* _Goal_
Omit the pictures and output every entry below exactly as written.

* _Source data_
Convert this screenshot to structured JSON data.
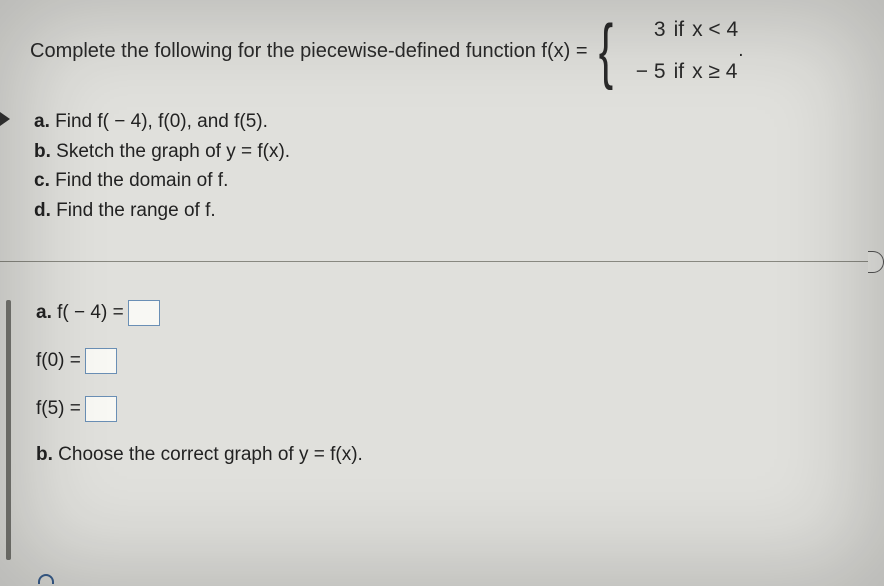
{
  "header": {
    "intro": "Complete the following for the piecewise-defined function f(x) =",
    "piece1_value": "3",
    "piece1_if": "if",
    "piece1_cond": "x < 4",
    "piece2_value": "− 5",
    "piece2_if": "if",
    "piece2_cond": "x ≥ 4",
    "dot": "."
  },
  "parts": {
    "a_label": "a.",
    "a_text": " Find f( − 4), f(0), and f(5).",
    "b_label": "b.",
    "b_text": " Sketch the graph of y = f(x).",
    "c_label": "c.",
    "c_text": " Find the domain of f.",
    "d_label": "d.",
    "d_text": " Find the range of f."
  },
  "answers": {
    "a_prefix": "a.",
    "f_neg4": " f( − 4) = ",
    "f_0": "f(0) = ",
    "f_5": "f(5) = ",
    "b_prefix": "b.",
    "b_text": " Choose the correct graph of y = f(x)."
  },
  "colors": {
    "background": "#e0e0dc",
    "text": "#2a2a2a",
    "input_border": "#6a8fb5",
    "divider": "#888880"
  }
}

* _Complete output_
Convert this screenshot to structured JSON data.
{
  "header": {
    "intro": "Complete the following for the piecewise-defined function f(x) =",
    "piece1_value": "3",
    "piece1_if": "if",
    "piece1_cond": "x < 4",
    "piece2_value": "− 5",
    "piece2_if": "if",
    "piece2_cond": "x ≥ 4",
    "dot": "."
  },
  "parts": {
    "a_label": "a.",
    "a_text": " Find f( − 4), f(0), and f(5).",
    "b_label": "b.",
    "b_text": " Sketch the graph of y = f(x).",
    "c_label": "c.",
    "c_text": " Find the domain of f.",
    "d_label": "d.",
    "d_text": " Find the range of f."
  },
  "answers": {
    "a_prefix": "a.",
    "f_neg4": " f( − 4) = ",
    "f_0": "f(0) = ",
    "f_5": "f(5) = ",
    "b_prefix": "b.",
    "b_text": " Choose the correct graph of y = f(x)."
  },
  "colors": {
    "background": "#e0e0dc",
    "text": "#2a2a2a",
    "input_border": "#6a8fb5",
    "divider": "#888880"
  }
}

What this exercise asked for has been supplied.